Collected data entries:

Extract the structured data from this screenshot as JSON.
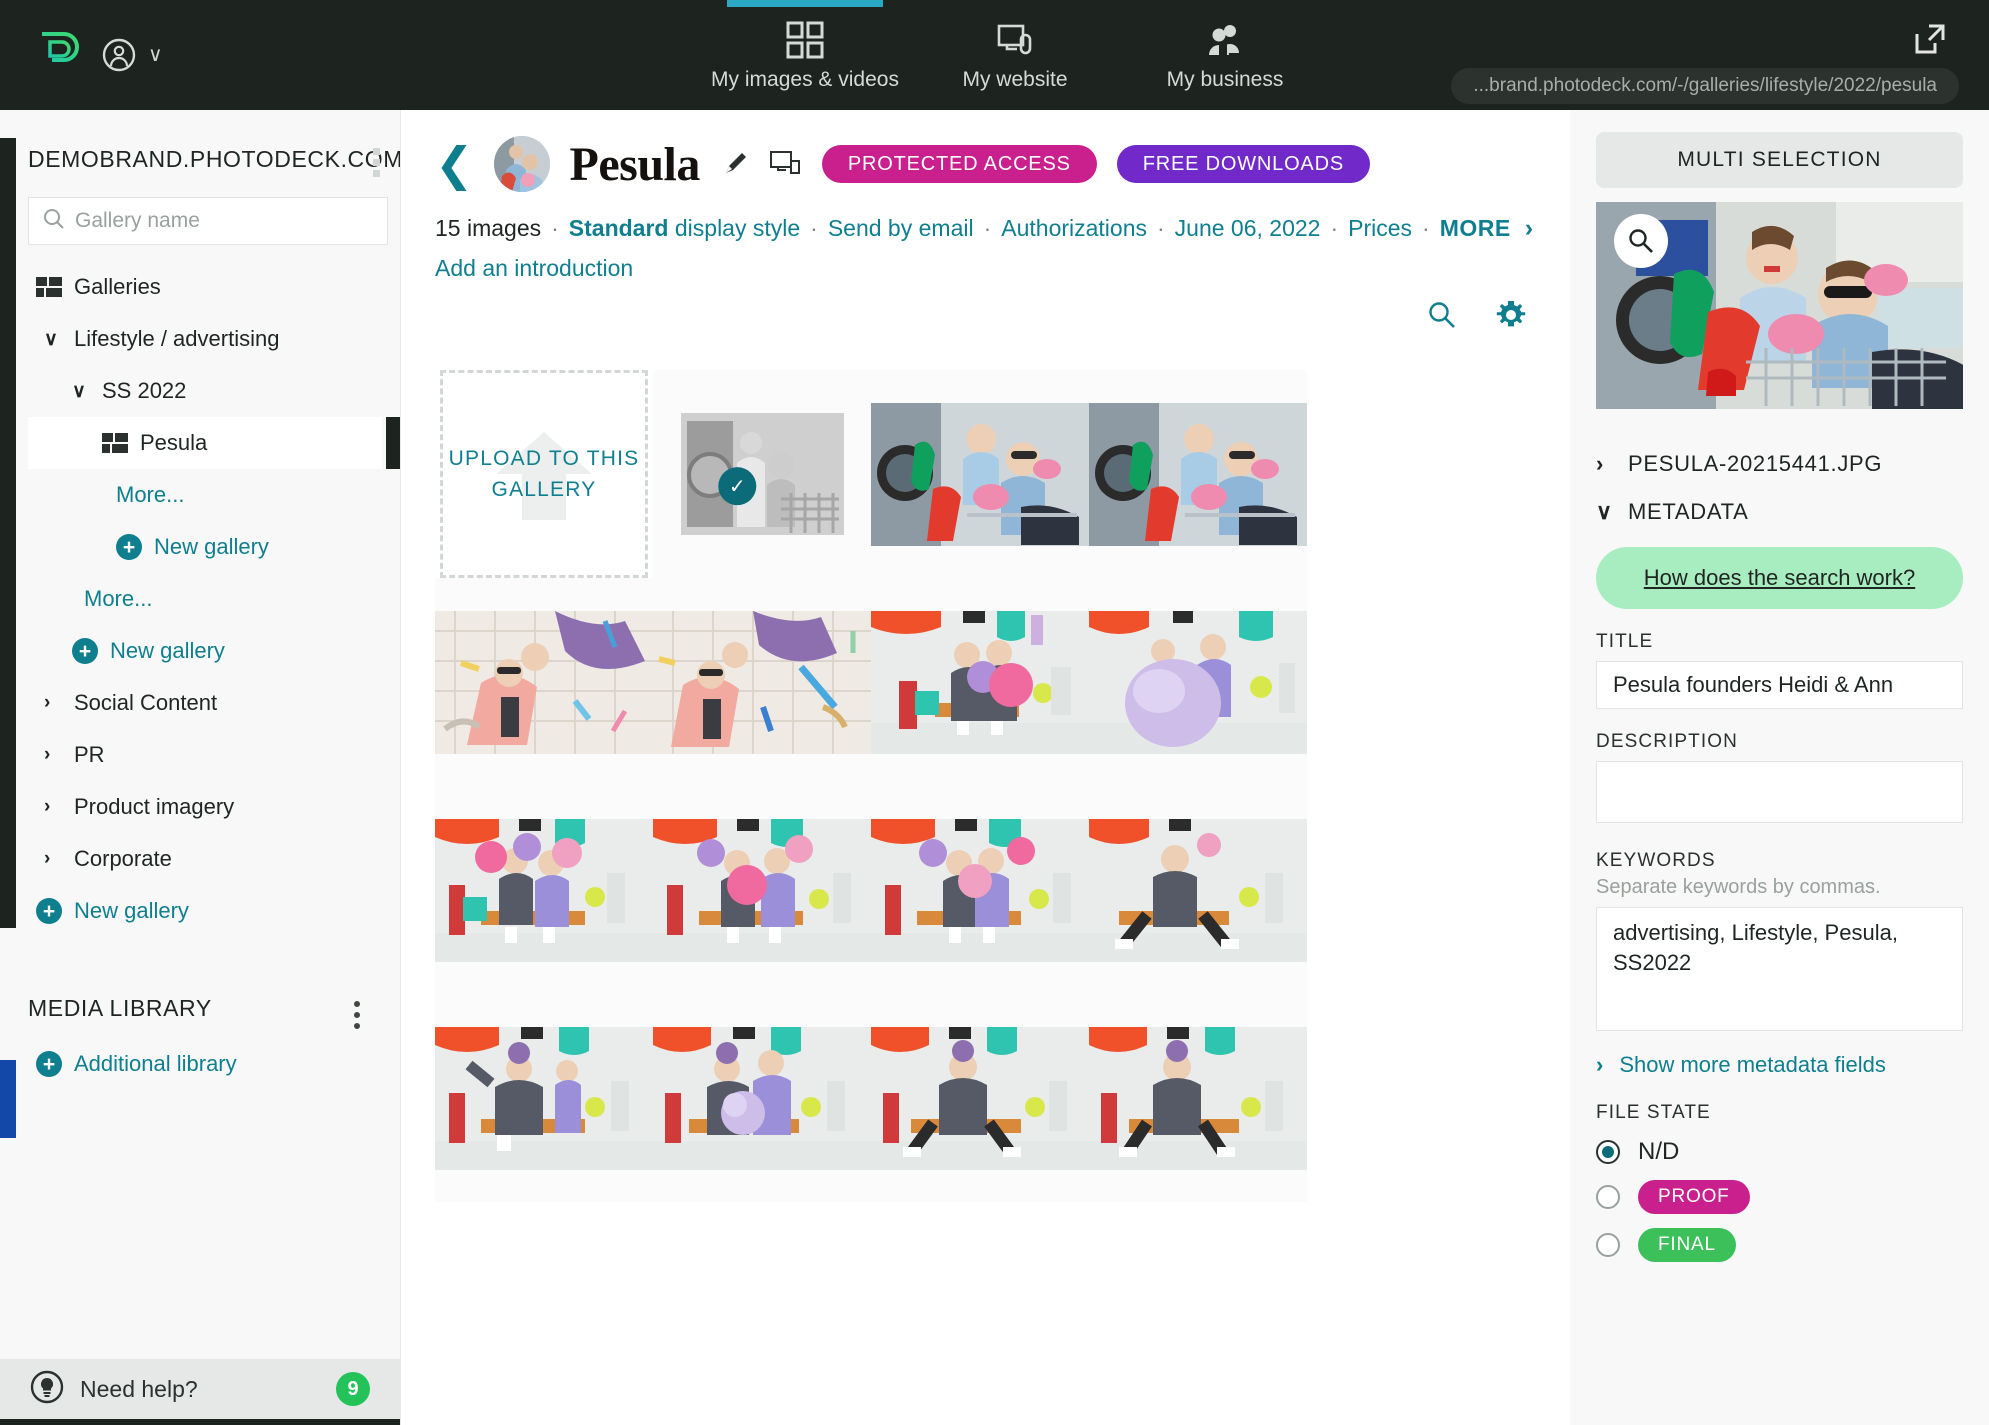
{
  "topbar": {
    "logo_icon": "photodeck-logo-icon",
    "account_icon": "account-circle-icon",
    "account_chevron": "∨",
    "nav": [
      {
        "label": "My images & videos",
        "icon": "grid-icon",
        "active": true
      },
      {
        "label": "My website",
        "icon": "monitor-icon",
        "active": false
      },
      {
        "label": "My business",
        "icon": "people-icon",
        "active": false
      }
    ],
    "external_link_icon": "external-link-icon",
    "url_pill": "...brand.photodeck.com/-/galleries/lifestyle/2022/pesula",
    "active_indicator_color": "#2aa9c4",
    "background_color": "#1d2420"
  },
  "sidebar": {
    "site_title": "DEMOBRAND.PHOTODECK.COM",
    "search": {
      "placeholder": "Gallery name",
      "value": "",
      "icon": "search-icon"
    },
    "tree": [
      {
        "label": "Galleries",
        "level": 0,
        "icon": "galleries-icon",
        "type": "root"
      },
      {
        "label": "Lifestyle / advertising",
        "level": 1,
        "chevron": "∨",
        "type": "folder-open"
      },
      {
        "label": "SS 2022",
        "level": 2,
        "chevron": "∨",
        "type": "folder-open"
      },
      {
        "label": "Pesula",
        "level": 3,
        "icon": "galleries-icon",
        "type": "gallery",
        "selected": true
      },
      {
        "label": "More...",
        "level": 3,
        "type": "link"
      },
      {
        "label": "New gallery",
        "level": 3,
        "type": "action",
        "icon": "plus-circle-icon"
      },
      {
        "label": "More...",
        "level": 2,
        "type": "link"
      },
      {
        "label": "New gallery",
        "level": 2,
        "type": "action",
        "icon": "plus-circle-icon"
      },
      {
        "label": "Social Content",
        "level": 1,
        "chevron": "›",
        "type": "folder"
      },
      {
        "label": "PR",
        "level": 1,
        "chevron": "›",
        "type": "folder"
      },
      {
        "label": "Product imagery",
        "level": 1,
        "chevron": "›",
        "type": "folder"
      },
      {
        "label": "Corporate",
        "level": 1,
        "chevron": "›",
        "type": "folder"
      },
      {
        "label": "New gallery",
        "level": 1,
        "type": "action",
        "icon": "plus-circle-icon"
      }
    ],
    "media_library": {
      "title": "MEDIA LIBRARY",
      "kebab_icon": "kebab-menu-icon"
    },
    "additional_library": {
      "label": "Additional library",
      "icon": "plus-circle-icon"
    },
    "need_help": {
      "label": "Need help?",
      "badge": "9",
      "icon": "lightbulb-icon",
      "badge_color": "#24c359"
    }
  },
  "gallery": {
    "back_icon": "back-chevron-icon",
    "avatar": "gallery-cover-avatar",
    "title": "Pesula",
    "edit_icon": "pencil-icon",
    "preview_icon": "monitor-preview-icon",
    "badges": [
      {
        "label": "PROTECTED ACCESS",
        "color": "#c9208e"
      },
      {
        "label": "FREE DOWNLOADS",
        "color": "#7129c9"
      }
    ],
    "meta": {
      "count": "15 images",
      "display_style_value": "Standard",
      "display_style_suffix": "display style",
      "send_by_email": "Send by email",
      "authorizations": "Authorizations",
      "date": "June 06, 2022",
      "prices": "Prices",
      "more": "MORE",
      "more_chevron": "›",
      "separator": "·"
    },
    "add_intro": "Add an introduction",
    "tools": {
      "search_icon": "search-icon",
      "settings_icon": "gear-icon"
    },
    "upload_tile": {
      "line1": "UPLOAD TO THIS",
      "line2": "GALLERY",
      "icon": "upload-arrow-icon"
    },
    "selected_check_icon": "check-circle-icon"
  },
  "right_panel": {
    "multi_selection": "MULTI SELECTION",
    "zoom_icon": "magnifier-icon",
    "filename": {
      "label": "PESULA-20215441.JPG",
      "chevron": "›"
    },
    "metadata_section": {
      "label": "METADATA",
      "chevron": "∨"
    },
    "search_help": "How does the search work?",
    "fields": {
      "title_label": "TITLE",
      "title_value": "Pesula founders Heidi & Ann",
      "description_label": "DESCRIPTION",
      "description_value": "",
      "keywords_label": "KEYWORDS",
      "keywords_hint": "Separate keywords by commas.",
      "keywords_value": "advertising, Lifestyle, Pesula, SS2022"
    },
    "show_more": {
      "label": "Show more metadata fields",
      "chevron": "›"
    },
    "file_state": {
      "label": "FILE STATE",
      "options": [
        {
          "label": "N/D",
          "selected": true,
          "style": "plain"
        },
        {
          "label": "PROOF",
          "selected": false,
          "style": "pill",
          "color": "#c9208e"
        },
        {
          "label": "FINAL",
          "selected": false,
          "style": "pill",
          "color": "#3cc05a"
        }
      ]
    }
  }
}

→ Stated task:
Copy out each line word for word, please, skipping the images.

→ Task solution:
Extract the structured data from this screenshot as JSON.
{
  "topbar": {
    "logo_icon": "photodeck-logo-icon",
    "account_icon": "account-circle-icon",
    "account_chevron": "∨",
    "nav": [
      {
        "label": "My images & videos",
        "icon": "grid-icon",
        "active": true
      },
      {
        "label": "My website",
        "icon": "monitor-icon",
        "active": false
      },
      {
        "label": "My business",
        "icon": "people-icon",
        "active": false
      }
    ],
    "external_link_icon": "external-link-icon",
    "url_pill": "...brand.photodeck.com/-/galleries/lifestyle/2022/pesula",
    "active_indicator_color": "#2aa9c4",
    "background_color": "#1d2420"
  },
  "sidebar": {
    "site_title": "DEMOBRAND.PHOTODECK.COM",
    "search": {
      "placeholder": "Gallery name",
      "value": "",
      "icon": "search-icon"
    },
    "tree": [
      {
        "label": "Galleries",
        "level": 0,
        "icon": "galleries-icon",
        "type": "root"
      },
      {
        "label": "Lifestyle / advertising",
        "level": 1,
        "chevron": "∨",
        "type": "folder-open"
      },
      {
        "label": "SS 2022",
        "level": 2,
        "chevron": "∨",
        "type": "folder-open"
      },
      {
        "label": "Pesula",
        "level": 3,
        "icon": "galleries-icon",
        "type": "gallery",
        "selected": true
      },
      {
        "label": "More...",
        "level": 3,
        "type": "link"
      },
      {
        "label": "New gallery",
        "level": 3,
        "type": "action",
        "icon": "plus-circle-icon"
      },
      {
        "label": "More...",
        "level": 2,
        "type": "link"
      },
      {
        "label": "New gallery",
        "level": 2,
        "type": "action",
        "icon": "plus-circle-icon"
      },
      {
        "label": "Social Content",
        "level": 1,
        "chevron": "›",
        "type": "folder"
      },
      {
        "label": "PR",
        "level": 1,
        "chevron": "›",
        "type": "folder"
      },
      {
        "label": "Product imagery",
        "level": 1,
        "chevron": "›",
        "type": "folder"
      },
      {
        "label": "Corporate",
        "level": 1,
        "chevron": "›",
        "type": "folder"
      },
      {
        "label": "New gallery",
        "level": 1,
        "type": "action",
        "icon": "plus-circle-icon"
      }
    ],
    "media_library": {
      "title": "MEDIA LIBRARY",
      "kebab_icon": "kebab-menu-icon"
    },
    "additional_library": {
      "label": "Additional library",
      "icon": "plus-circle-icon"
    },
    "need_help": {
      "label": "Need help?",
      "badge": "9",
      "icon": "lightbulb-icon",
      "badge_color": "#24c359"
    }
  },
  "gallery": {
    "back_icon": "back-chevron-icon",
    "avatar": "gallery-cover-avatar",
    "title": "Pesula",
    "edit_icon": "pencil-icon",
    "preview_icon": "monitor-preview-icon",
    "badges": [
      {
        "label": "PROTECTED ACCESS",
        "color": "#c9208e"
      },
      {
        "label": "FREE DOWNLOADS",
        "color": "#7129c9"
      }
    ],
    "meta": {
      "count": "15 images",
      "display_style_value": "Standard",
      "display_style_suffix": "display style",
      "send_by_email": "Send by email",
      "authorizations": "Authorizations",
      "date": "June 06, 2022",
      "prices": "Prices",
      "more": "MORE",
      "more_chevron": "›",
      "separator": "·"
    },
    "add_intro": "Add an introduction",
    "tools": {
      "search_icon": "search-icon",
      "settings_icon": "gear-icon"
    },
    "upload_tile": {
      "line1": "UPLOAD TO THIS",
      "line2": "GALLERY",
      "icon": "upload-arrow-icon"
    },
    "selected_check_icon": "check-circle-icon"
  },
  "right_panel": {
    "multi_selection": "MULTI SELECTION",
    "zoom_icon": "magnifier-icon",
    "filename": {
      "label": "PESULA-20215441.JPG",
      "chevron": "›"
    },
    "metadata_section": {
      "label": "METADATA",
      "chevron": "∨"
    },
    "search_help": "How does the search work?",
    "fields": {
      "title_label": "TITLE",
      "title_value": "Pesula founders Heidi & Ann",
      "description_label": "DESCRIPTION",
      "description_value": "",
      "keywords_label": "KEYWORDS",
      "keywords_hint": "Separate keywords by commas.",
      "keywords_value": "advertising, Lifestyle, Pesula, SS2022"
    },
    "show_more": {
      "label": "Show more metadata fields",
      "chevron": "›"
    },
    "file_state": {
      "label": "FILE STATE",
      "options": [
        {
          "label": "N/D",
          "selected": true,
          "style": "plain"
        },
        {
          "label": "PROOF",
          "selected": false,
          "style": "pill",
          "color": "#c9208e"
        },
        {
          "label": "FINAL",
          "selected": false,
          "style": "pill",
          "color": "#3cc05a"
        }
      ]
    }
  }
}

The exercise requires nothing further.